▶ **GIVEN EXERCISE**
Find out how many lines of the material contain the string "They" and give only that figure.

::::::::::

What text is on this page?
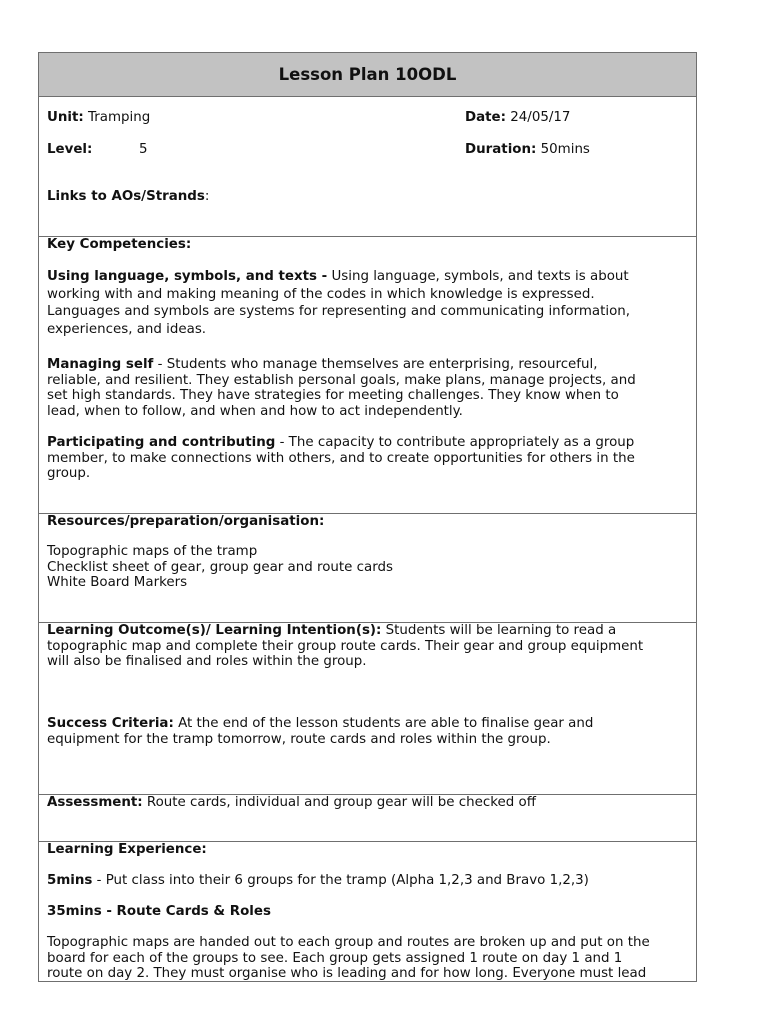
Lesson Plan 10ODL
Unit: Tramping	Date: 24/05/17
Level:	5	Duration: 50mins
Links to AOs/Strands:
Key Competencies:
Using language, symbols, and texts - Using language, symbols, and texts is about
working with and making meaning of the codes in which knowledge is expressed.
Languages and symbols are systems for representing and communicating information,
experiences, and ideas.
Managing self - Students who manage themselves are enterprising, resourceful,
reliable, and resilient. They establish personal goals, make plans, manage projects, and
set high standards. They have strategies for meeting challenges. They know when to
lead, when to follow, and when and how to act independently.
Participating and contributing - The capacity to contribute appropriately as a group
member, to make connections with others, and to create opportunities for others in the
group.
Resources/preparation/organisation:
Topographic maps of the tramp
Checklist sheet of gear, group gear and route cards
White Board Markers
Learning Outcome(s)/ Learning Intention(s): Students will be learning to read a
topographic map and complete their group route cards. Their gear and group equipment
will also be finalised and roles within the group.
Success Criteria: At the end of the lesson students are able to finalise gear and
equipment for the tramp tomorrow, route cards and roles within the group.
Assessment: Route cards, individual and group gear will be checked off
Learning Experience:
5mins - Put class into their 6 groups for the tramp (Alpha 1,2,3 and Bravo 1,2,3)
35mins - Route Cards & Roles
Topographic maps are handed out to each group and routes are broken up and put on the
board for each of the groups to see. Each group gets assigned 1 route on day 1 and 1
route on day 2. They must organise who is leading and for how long. Everyone must lead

::::::::::

▶ **ANSWER FOR THE TASK**
3